**Given text**
-*-

Baricitinib, another selective JAK1/2 inhibitor, demonstrates an action mechanism resembling ruxolitinib, albeit with reduced potency, and displays slightly enhanced selectivity for JAK1 and JAK2 (28). Upon the administration of baricitinib, researchers utilized mass cytometry to examine cell surface markers, which reflected an augmented functional phenotype and a diminished inflammatory response. The patient treated with baricitinib exhibited a notable clinical improvement, and the immune response to C. albicans was exacerbated after seven weeks of treatment (28). Additional patient with a STAT1 GOF mutation also showed significant improvement with no adverse events following administration of baricitinib, and the capacity to produce IL17A, IL-17F, and IL-22 of PBMCs was enhanced (37).

Overall, after JAK inhibitors, the severe clinical manifestations of most patients can be significantly improved, and autoimmune or immunodysregulation status can be partially restored. Transaminase levels and complete blood count should be monitored frequently to adjust the dose of JAK inhibitors in case abnormalities occur and acyclovir prophylaxis may be prescribed due to the risk of herpes virus infections (38). The most effective dose and bioavailability are still needed to be investigated (38).

Cytokines can promote host defense and may therefore be potentially valuable for immunomodulation during infections. GM-CSF and G-CSF treatments, which have been proposed as a way of enhancing IL-17 T-cell differentiation (39–41), could serve as adjunctive therapy in combination with antifungal therapy, resulting in improved clinical and mycological outcomes without adverse events in patients with refractory mucosal candidiasis (42). GM-CSF produced by PBMC is proposed to be diminished in CARD9 deficient patients (43). The utility of GM-CSF as adjunctive therapy was observed to achieve complete clinical remission in a patient with CARD9 mutation presenting with CNS candidiasis (44). In 1995, Shahar et al. first reported that a CMC patient resistant to conventional antifungals experienced significant clinical benefits after receiving GM-CSF treatment (41). However, despite these promising findings, only one of five patients receiving G-CSF demonstrated a marked improvement in a study (4).

Rezafungin is a novel echinocandin specifically designed for the treatment of invasive candidemia and invasive Candida infections of hospitalized patients (6). Melenotte et al. (6) reported a favorable clinical outcome in a patient with STAT1 GOF CMC who was resistant to azoles, successfully treated with rezafungin without any clinical or biological adverse effects. The advantage of its once-weekly administration not only enhances the quality of life for patients but also provides novel perspectives for antifungal prophylaxis.

-*-

**Provided records**
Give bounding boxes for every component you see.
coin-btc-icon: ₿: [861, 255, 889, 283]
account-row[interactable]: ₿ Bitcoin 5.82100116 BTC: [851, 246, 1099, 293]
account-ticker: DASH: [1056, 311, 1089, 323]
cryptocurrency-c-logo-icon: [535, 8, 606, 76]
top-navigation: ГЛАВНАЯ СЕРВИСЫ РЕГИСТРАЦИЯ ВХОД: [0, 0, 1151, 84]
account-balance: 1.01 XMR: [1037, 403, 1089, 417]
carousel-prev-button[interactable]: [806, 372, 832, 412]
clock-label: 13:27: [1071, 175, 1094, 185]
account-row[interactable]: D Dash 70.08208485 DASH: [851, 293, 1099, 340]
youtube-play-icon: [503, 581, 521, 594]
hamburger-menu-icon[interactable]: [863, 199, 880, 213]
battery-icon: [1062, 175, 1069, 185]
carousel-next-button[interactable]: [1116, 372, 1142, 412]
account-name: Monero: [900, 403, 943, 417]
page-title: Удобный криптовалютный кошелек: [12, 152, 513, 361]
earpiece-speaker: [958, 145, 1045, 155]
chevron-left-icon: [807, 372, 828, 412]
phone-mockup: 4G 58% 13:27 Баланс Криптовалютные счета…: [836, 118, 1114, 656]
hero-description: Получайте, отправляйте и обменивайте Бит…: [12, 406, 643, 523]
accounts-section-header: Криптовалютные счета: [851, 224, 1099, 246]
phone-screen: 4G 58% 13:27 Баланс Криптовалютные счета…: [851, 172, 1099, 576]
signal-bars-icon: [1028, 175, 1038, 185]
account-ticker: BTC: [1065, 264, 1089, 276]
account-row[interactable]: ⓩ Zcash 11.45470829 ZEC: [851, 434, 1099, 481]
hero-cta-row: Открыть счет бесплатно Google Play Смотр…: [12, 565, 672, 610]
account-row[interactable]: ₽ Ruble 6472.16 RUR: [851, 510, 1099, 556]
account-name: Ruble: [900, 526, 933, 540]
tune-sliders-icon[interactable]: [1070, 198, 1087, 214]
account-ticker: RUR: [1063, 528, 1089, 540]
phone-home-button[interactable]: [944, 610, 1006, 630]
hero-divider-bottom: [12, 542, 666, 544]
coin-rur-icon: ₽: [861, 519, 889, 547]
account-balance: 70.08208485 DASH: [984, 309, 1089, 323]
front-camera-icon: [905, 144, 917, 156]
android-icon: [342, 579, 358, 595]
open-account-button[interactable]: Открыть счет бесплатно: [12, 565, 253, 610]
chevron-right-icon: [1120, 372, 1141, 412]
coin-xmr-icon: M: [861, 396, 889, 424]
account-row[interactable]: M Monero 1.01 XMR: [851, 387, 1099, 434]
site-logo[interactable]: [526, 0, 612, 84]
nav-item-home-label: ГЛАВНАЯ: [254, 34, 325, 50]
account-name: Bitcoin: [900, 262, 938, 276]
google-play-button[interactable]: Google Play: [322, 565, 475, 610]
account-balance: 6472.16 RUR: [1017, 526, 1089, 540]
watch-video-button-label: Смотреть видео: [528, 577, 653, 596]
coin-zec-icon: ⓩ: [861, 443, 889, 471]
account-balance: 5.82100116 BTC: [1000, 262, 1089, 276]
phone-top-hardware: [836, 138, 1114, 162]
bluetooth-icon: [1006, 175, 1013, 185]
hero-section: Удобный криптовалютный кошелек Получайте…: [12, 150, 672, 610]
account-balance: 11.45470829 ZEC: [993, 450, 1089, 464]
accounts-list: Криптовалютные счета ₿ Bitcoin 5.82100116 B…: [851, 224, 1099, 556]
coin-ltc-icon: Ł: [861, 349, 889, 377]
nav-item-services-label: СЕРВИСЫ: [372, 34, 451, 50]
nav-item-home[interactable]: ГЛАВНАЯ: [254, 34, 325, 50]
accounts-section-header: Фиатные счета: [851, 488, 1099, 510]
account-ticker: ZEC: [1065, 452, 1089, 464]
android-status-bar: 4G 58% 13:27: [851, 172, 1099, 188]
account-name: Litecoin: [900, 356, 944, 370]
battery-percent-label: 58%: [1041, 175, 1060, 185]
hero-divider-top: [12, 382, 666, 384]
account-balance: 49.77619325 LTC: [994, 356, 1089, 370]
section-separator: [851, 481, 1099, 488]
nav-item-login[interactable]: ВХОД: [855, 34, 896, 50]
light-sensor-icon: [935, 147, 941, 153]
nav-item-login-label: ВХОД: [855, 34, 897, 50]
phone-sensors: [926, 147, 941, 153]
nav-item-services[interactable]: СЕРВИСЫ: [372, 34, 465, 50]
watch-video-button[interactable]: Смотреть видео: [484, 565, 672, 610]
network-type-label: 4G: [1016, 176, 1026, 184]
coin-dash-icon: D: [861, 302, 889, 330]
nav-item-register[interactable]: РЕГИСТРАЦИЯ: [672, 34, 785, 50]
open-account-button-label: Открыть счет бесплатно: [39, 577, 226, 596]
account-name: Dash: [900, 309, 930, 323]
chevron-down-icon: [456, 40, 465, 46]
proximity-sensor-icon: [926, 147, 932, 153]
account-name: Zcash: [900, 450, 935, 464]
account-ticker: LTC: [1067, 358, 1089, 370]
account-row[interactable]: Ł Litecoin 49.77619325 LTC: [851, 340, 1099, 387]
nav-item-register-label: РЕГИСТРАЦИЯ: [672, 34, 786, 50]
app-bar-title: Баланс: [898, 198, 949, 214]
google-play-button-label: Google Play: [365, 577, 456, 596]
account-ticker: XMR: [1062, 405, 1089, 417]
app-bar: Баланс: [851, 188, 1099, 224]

-*-

**Actions to take**
1 – In the candidiasis treatment text, how often is rezafungin given?
2 – Using the candidiasis treatment text, say whether each statement agrees with it, and quote the words that decide.
(a) Baricitinib is more potent than ruxolitinib.
(b) In one study, only one of five patients receiving G-CSF showed a marked improvement.
(c) Acyclovir prophylaxis may be prescribed because of the risk of herpes virus infections.
The listing is separate material, apart from the candidiasis treatment text.

**Answers provided**
1 – Once a week.

2 –
(a) No: "demonstrates an action mechanism resembling ruxolitinib, albeit with reduced potency"
(b) Yes: "only one of five patients receiving G-CSF demonstrated a marked improvement in a study"
(c) Yes: "acyclovir prophylaxis may be prescribed due to the risk of herpes virus infections"